_Your goal_
Take every line from the material that has the word "casing" in it.

_Extracted material_

== == ==

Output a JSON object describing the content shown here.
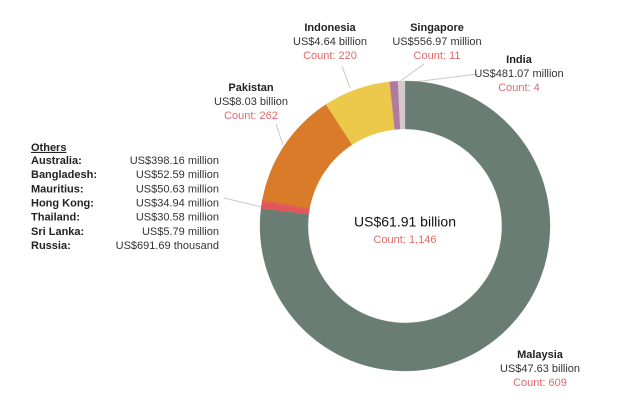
{
  "chart_data": {
    "type": "donut",
    "categories": [
      "Malaysia",
      "Pakistan",
      "Indonesia",
      "Singapore",
      "India"
    ],
    "values": [
      47.63,
      8.03,
      4.64,
      0.55697,
      0.48107
    ],
    "value_labels": [
      "US$47.63 billion",
      "US$8.03 billion",
      "US$4.64 billion",
      "US$556.97 million",
      "US$481.07 million"
    ],
    "count_labels": [
      "Count: 609",
      "Count: 262",
      "Count: 220",
      "Count: 11",
      "Count: 4"
    ],
    "colors": [
      "#6a7d74",
      "#d97b29",
      "#ecc94b",
      "#b07aa1",
      "#d6c9c9"
    ],
    "others": {
      "title": "Others",
      "categories": [
        "Australia:",
        "Bangladesh:",
        "Mauritius:",
        "Hong Kong:",
        "Thailand:",
        "Sri Lanka:",
        "Russia:"
      ],
      "values": [
        0.39816,
        0.05259,
        0.05063,
        0.03494,
        0.03058,
        0.00579,
        0.00069169
      ],
      "value_labels": [
        "US$398.16 million",
        "US$52.59 million",
        "US$50.63 million",
        "US$34.94 million",
        "US$30.58 million",
        "US$5.79 million",
        "US$691.69 thousand"
      ],
      "color": "#e15759"
    },
    "total_label": "US$61.91 billion",
    "total_count_label": "Count: 1,146"
  }
}
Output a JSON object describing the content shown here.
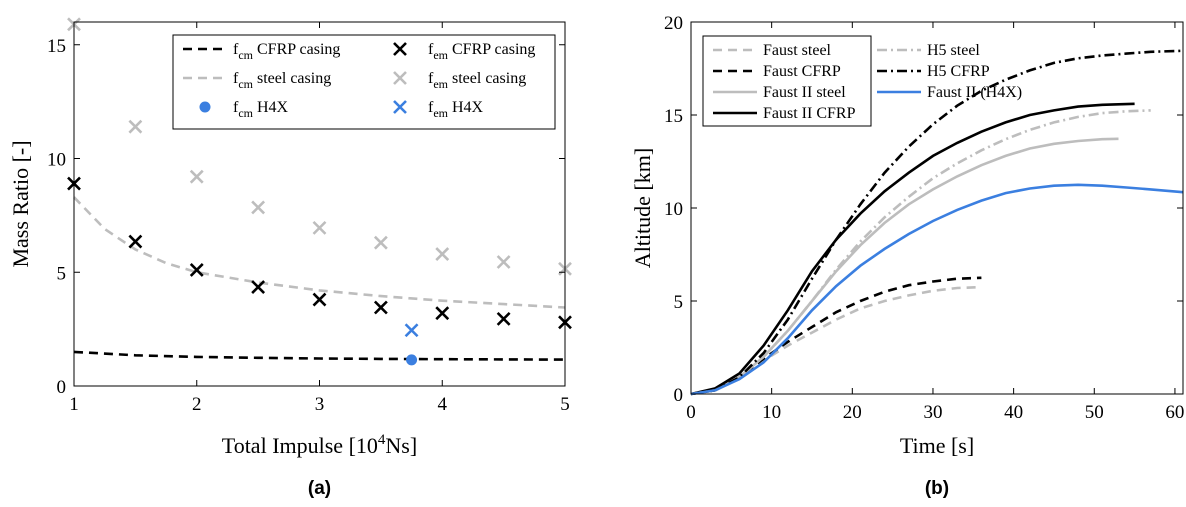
{
  "colors": {
    "black": "#000000",
    "grey": "#bdbdbd",
    "blue": "#3b7fe0"
  },
  "chart_data": [
    {
      "panel_label": "(a)",
      "type": "scatter",
      "xlabel": "Total Impulse [10⁴Ns]",
      "ylabel": "Mass Ratio [-]",
      "xlim": [
        1,
        5
      ],
      "ylim": [
        0,
        16
      ],
      "xticks": [
        "1",
        "2",
        "3",
        "4",
        "5"
      ],
      "yticks": [
        "0",
        "5",
        "10",
        "15"
      ],
      "legend_position": "top-right",
      "series": [
        {
          "name": "f_cm CFRP casing",
          "name_main": "f",
          "name_sub": "cm",
          "name_rest": " CFRP casing",
          "kind": "line",
          "dash": "dashed",
          "color": "#000000",
          "x": [
            1,
            1.5,
            2,
            2.5,
            3,
            3.5,
            4,
            4.5,
            5
          ],
          "y": [
            1.5,
            1.35,
            1.28,
            1.24,
            1.21,
            1.19,
            1.18,
            1.17,
            1.16
          ]
        },
        {
          "name": "f_cm steel casing",
          "name_main": "f",
          "name_sub": "cm",
          "name_rest": " steel casing",
          "kind": "line",
          "dash": "dashed",
          "color": "#bdbdbd",
          "x": [
            1,
            1.25,
            1.5,
            1.75,
            2,
            2.5,
            3,
            3.5,
            4,
            4.5,
            5
          ],
          "y": [
            8.3,
            6.9,
            6.0,
            5.4,
            5.0,
            4.55,
            4.2,
            3.95,
            3.75,
            3.6,
            3.45
          ]
        },
        {
          "name": "f_cm H4X",
          "name_main": "f",
          "name_sub": "cm",
          "name_rest": " H4X",
          "kind": "dot",
          "color": "#3b7fe0",
          "x": [
            3.75
          ],
          "y": [
            1.15
          ]
        },
        {
          "name": "f_em CFRP casing",
          "name_main": "f",
          "name_sub": "em",
          "name_rest": " CFRP casing",
          "kind": "cross",
          "color": "#000000",
          "x": [
            1,
            1.5,
            2,
            2.5,
            3,
            3.5,
            4,
            4.5,
            5
          ],
          "y": [
            8.9,
            6.35,
            5.1,
            4.35,
            3.8,
            3.45,
            3.2,
            2.95,
            2.8
          ]
        },
        {
          "name": "f_em steel casing",
          "name_main": "f",
          "name_sub": "em",
          "name_rest": " steel casing",
          "kind": "cross",
          "color": "#bdbdbd",
          "x": [
            1,
            1.5,
            2,
            2.5,
            3,
            3.5,
            4,
            4.5,
            5
          ],
          "y": [
            15.9,
            11.4,
            9.2,
            7.85,
            6.95,
            6.3,
            5.8,
            5.45,
            5.15
          ]
        },
        {
          "name": "f_em H4X",
          "name_main": "f",
          "name_sub": "em",
          "name_rest": " H4X",
          "kind": "cross",
          "color": "#3b7fe0",
          "x": [
            3.75
          ],
          "y": [
            2.45
          ]
        }
      ]
    },
    {
      "panel_label": "(b)",
      "type": "line",
      "xlabel": "Time [s]",
      "ylabel": "Altitude [km]",
      "xlim": [
        0,
        61
      ],
      "ylim": [
        0,
        20
      ],
      "xticks": [
        "0",
        "10",
        "20",
        "30",
        "40",
        "50",
        "60"
      ],
      "yticks": [
        "0",
        "5",
        "10",
        "15",
        "20"
      ],
      "legend_position": "top-left",
      "series": [
        {
          "name": "Faust steel",
          "color": "#bdbdbd",
          "dash": "dashed",
          "x": [
            0,
            3,
            6,
            9,
            12,
            15,
            18,
            21,
            24,
            27,
            30,
            33,
            36
          ],
          "y": [
            0,
            0.2,
            0.9,
            1.8,
            2.6,
            3.3,
            4.0,
            4.6,
            5.0,
            5.3,
            5.55,
            5.7,
            5.75
          ]
        },
        {
          "name": "Faust CFRP",
          "color": "#000000",
          "dash": "dashed",
          "x": [
            0,
            3,
            6,
            9,
            12,
            15,
            18,
            21,
            24,
            27,
            30,
            33,
            36
          ],
          "y": [
            0,
            0.2,
            0.9,
            1.9,
            2.8,
            3.6,
            4.4,
            5.0,
            5.5,
            5.85,
            6.05,
            6.2,
            6.25
          ]
        },
        {
          "name": "Faust II steel",
          "color": "#bdbdbd",
          "dash": "solid",
          "x": [
            0,
            3,
            6,
            9,
            12,
            15,
            18,
            21,
            24,
            27,
            30,
            33,
            36,
            39,
            42,
            45,
            48,
            51,
            53
          ],
          "y": [
            0,
            0.2,
            0.9,
            2.0,
            3.4,
            5.0,
            6.6,
            8.0,
            9.2,
            10.2,
            11.0,
            11.7,
            12.3,
            12.8,
            13.2,
            13.45,
            13.6,
            13.7,
            13.72
          ]
        },
        {
          "name": "Faust II CFRP",
          "color": "#000000",
          "dash": "solid",
          "x": [
            0,
            3,
            6,
            9,
            12,
            15,
            18,
            21,
            24,
            27,
            30,
            33,
            36,
            39,
            42,
            45,
            48,
            51,
            55
          ],
          "y": [
            0,
            0.3,
            1.1,
            2.6,
            4.5,
            6.6,
            8.3,
            9.7,
            10.9,
            11.9,
            12.8,
            13.5,
            14.1,
            14.6,
            15.0,
            15.25,
            15.45,
            15.55,
            15.6
          ]
        },
        {
          "name": "H5 steel",
          "color": "#bdbdbd",
          "dash": "dashdot",
          "x": [
            0,
            3,
            6,
            9,
            12,
            15,
            18,
            21,
            24,
            27,
            30,
            33,
            36,
            39,
            42,
            45,
            48,
            51,
            54,
            57
          ],
          "y": [
            0,
            0.2,
            0.9,
            2.0,
            3.4,
            5.0,
            6.7,
            8.2,
            9.5,
            10.6,
            11.6,
            12.4,
            13.1,
            13.7,
            14.2,
            14.6,
            14.9,
            15.1,
            15.2,
            15.25
          ]
        },
        {
          "name": "H5 CFRP",
          "color": "#000000",
          "dash": "dashdot",
          "x": [
            0,
            3,
            6,
            9,
            12,
            15,
            18,
            21,
            24,
            27,
            30,
            33,
            36,
            39,
            42,
            45,
            48,
            51,
            54,
            57,
            61
          ],
          "y": [
            0,
            0.2,
            0.9,
            2.2,
            4.0,
            6.2,
            8.3,
            10.2,
            11.9,
            13.3,
            14.5,
            15.5,
            16.3,
            16.9,
            17.4,
            17.8,
            18.05,
            18.2,
            18.3,
            18.4,
            18.45
          ]
        },
        {
          "name": "Faust II (H4X)",
          "color": "#3b7fe0",
          "dash": "solid",
          "x": [
            0,
            3,
            6,
            9,
            12,
            15,
            18,
            21,
            24,
            27,
            30,
            33,
            36,
            39,
            42,
            45,
            48,
            51,
            54,
            57,
            61
          ],
          "y": [
            0,
            0.2,
            0.8,
            1.7,
            3.0,
            4.5,
            5.8,
            6.9,
            7.8,
            8.6,
            9.3,
            9.9,
            10.4,
            10.8,
            11.05,
            11.2,
            11.25,
            11.2,
            11.1,
            11.0,
            10.85
          ]
        }
      ]
    }
  ]
}
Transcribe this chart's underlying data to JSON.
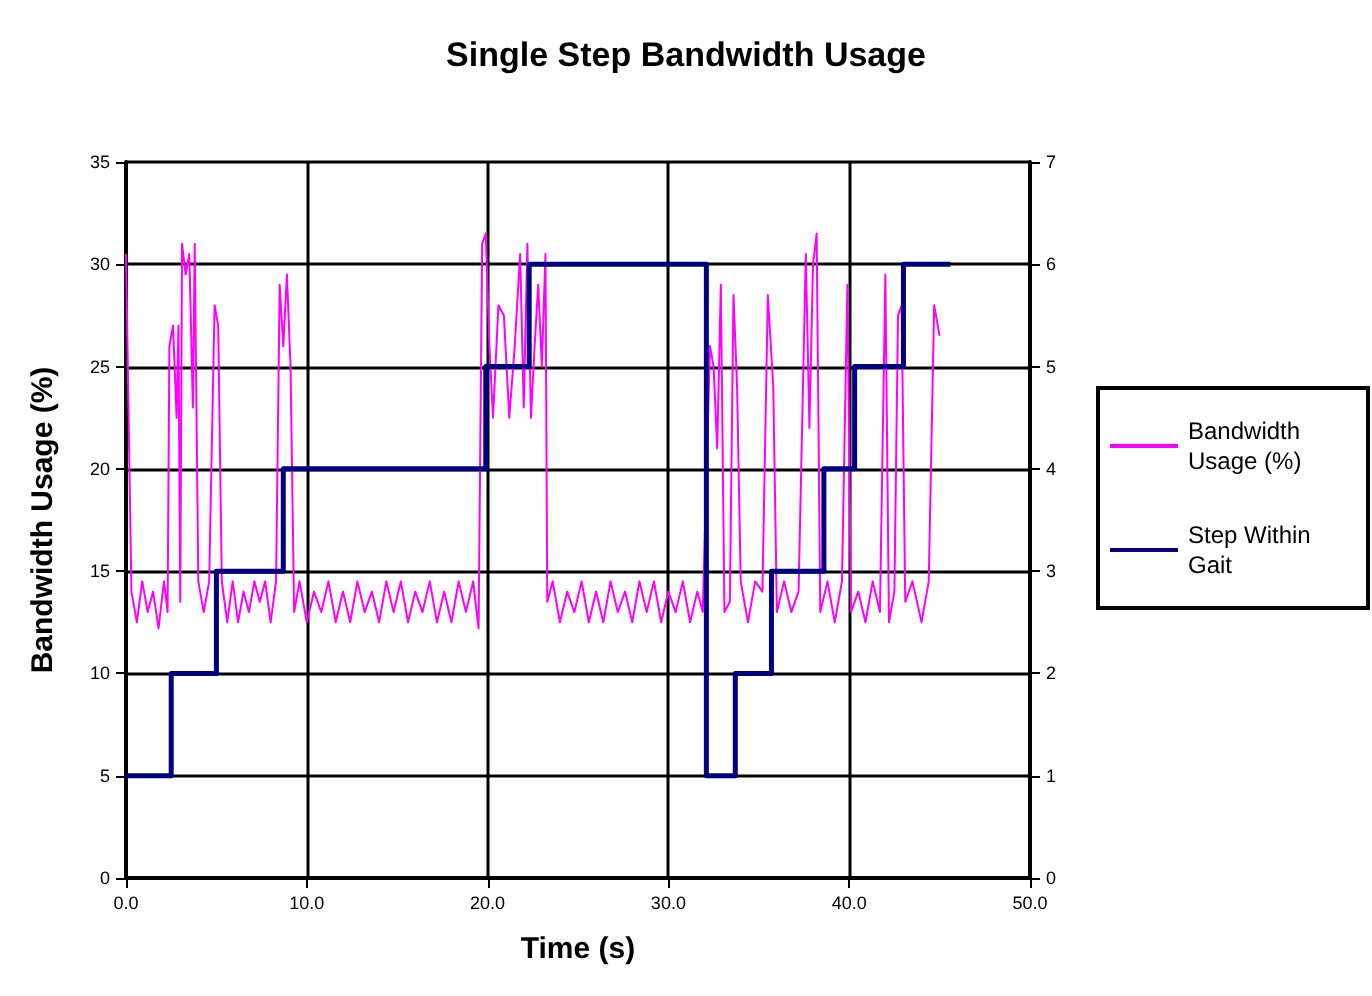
{
  "chart_data": {
    "type": "line",
    "title": "Single Step Bandwidth Usage",
    "xlabel": "Time (s)",
    "ylabel": "Bandwidth Usage (%)",
    "xlim": [
      0,
      50
    ],
    "xticks": [
      {
        "value": 0,
        "label": "0.0"
      },
      {
        "value": 10,
        "label": "10.0"
      },
      {
        "value": 20,
        "label": "20.0"
      },
      {
        "value": 30,
        "label": "30.0"
      },
      {
        "value": 40,
        "label": "40.0"
      },
      {
        "value": 50,
        "label": "50.0"
      }
    ],
    "ylim": [
      0,
      35
    ],
    "yticks": [
      0,
      5,
      10,
      15,
      20,
      25,
      30,
      35
    ],
    "y2lim": [
      0,
      7
    ],
    "y2ticks": [
      0,
      1,
      2,
      3,
      4,
      5,
      6,
      7
    ],
    "grid": true,
    "legend": "right",
    "marker": "none",
    "series": [
      {
        "name": "Bandwidth Usage (%)",
        "type": "line",
        "color": "#ff00ff",
        "x": [
          0,
          0.3,
          0.6,
          0.9,
          1.2,
          1.5,
          1.8,
          2.1,
          2.3,
          2.4,
          2.6,
          2.8,
          2.9,
          3.0,
          3.1,
          3.3,
          3.5,
          3.7,
          3.8,
          4.0,
          4.3,
          4.6,
          4.9,
          5.1,
          5.3,
          5.6,
          5.9,
          6.2,
          6.5,
          6.8,
          7.1,
          7.4,
          7.7,
          8.0,
          8.3,
          8.5,
          8.7,
          8.9,
          9.1,
          9.3,
          9.6,
          10.0,
          10.4,
          10.8,
          11.2,
          11.6,
          12.0,
          12.4,
          12.8,
          13.2,
          13.6,
          14.0,
          14.4,
          14.8,
          15.2,
          15.6,
          16.0,
          16.4,
          16.8,
          17.2,
          17.6,
          18.0,
          18.4,
          18.8,
          19.2,
          19.5,
          19.7,
          19.9,
          20.1,
          20.3,
          20.6,
          20.9,
          21.2,
          21.5,
          21.8,
          22.0,
          22.2,
          22.4,
          22.6,
          22.8,
          23.0,
          23.2,
          23.3,
          23.6,
          24.0,
          24.4,
          24.8,
          25.2,
          25.6,
          26.0,
          26.4,
          26.8,
          27.2,
          27.6,
          28.0,
          28.4,
          28.8,
          29.2,
          29.6,
          30.0,
          30.4,
          30.8,
          31.2,
          31.6,
          31.9,
          32.3,
          32.5,
          32.7,
          32.9,
          33.1,
          33.4,
          33.6,
          33.8,
          34.0,
          34.4,
          34.8,
          35.2,
          35.5,
          35.8,
          36.0,
          36.4,
          36.8,
          37.2,
          37.6,
          37.8,
          38.0,
          38.2,
          38.4,
          38.8,
          39.2,
          39.6,
          39.9,
          40.1,
          40.5,
          40.9,
          41.3,
          41.7,
          42.0,
          42.2,
          42.5,
          42.7,
          42.9,
          43.1,
          43.5,
          44.0,
          44.4,
          44.7,
          45.0
        ],
        "values": [
          30.5,
          14,
          12.5,
          14.5,
          13,
          14,
          12.2,
          14.5,
          13,
          26,
          27,
          22.5,
          27,
          13.5,
          31,
          29.5,
          30.5,
          23,
          31,
          14.5,
          13,
          14.5,
          28,
          27,
          14.5,
          12.5,
          14.5,
          12.5,
          14,
          13,
          14.5,
          13.5,
          14.5,
          12.5,
          14.5,
          29,
          26,
          29.5,
          25,
          13,
          14.5,
          12.5,
          14,
          13,
          14.5,
          12.5,
          14,
          12.5,
          14.5,
          13,
          14,
          12.5,
          14.5,
          13,
          14.5,
          12.5,
          14,
          13,
          14.5,
          12.5,
          14,
          12.5,
          14.5,
          13,
          14.5,
          12.2,
          31,
          31.5,
          26,
          22.5,
          28,
          27.5,
          22.5,
          26,
          30.5,
          23,
          31,
          22.5,
          26,
          29,
          25,
          30.5,
          13.5,
          14.5,
          12.5,
          14,
          13,
          14.5,
          12.5,
          14,
          12.5,
          14.5,
          13,
          14,
          12.5,
          14.5,
          13,
          14.5,
          12.5,
          14,
          13,
          14.5,
          12.5,
          14,
          13,
          26,
          25,
          21,
          29,
          13,
          13.5,
          28.5,
          24,
          14.5,
          12.5,
          14.5,
          14,
          28.5,
          24,
          13,
          14.5,
          13,
          14,
          30.5,
          22,
          30,
          31.5,
          13,
          14.5,
          12.5,
          14.5,
          29,
          13,
          14,
          12.5,
          14.5,
          13,
          29.5,
          12.5,
          14,
          27.5,
          28,
          13.5,
          14.5,
          12.5,
          14.5,
          28,
          26.5
        ]
      },
      {
        "name": "Step Within Gait",
        "type": "step",
        "axis": "y2",
        "color": "#000080",
        "x": [
          0,
          2.5,
          5.0,
          8.7,
          19.9,
          22.3,
          32.1,
          33.7,
          35.7,
          38.6,
          40.3,
          43.0,
          45.6
        ],
        "values": [
          1,
          2,
          3,
          4,
          5,
          6,
          1,
          2,
          3,
          4,
          5,
          6,
          6
        ]
      }
    ]
  }
}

== == ==

_Result of this task_
          "name": "f_cm CFRP casing",
          "name_rest": " CFRP casing",
          "name": "f_cm steel casing",
          "name_rest": " steel casing",
          "name": "f_em CFRP casing",
          "name_rest": " CFRP casing",
          "name": "f_em steel casing",
          "name_rest": " steel casing",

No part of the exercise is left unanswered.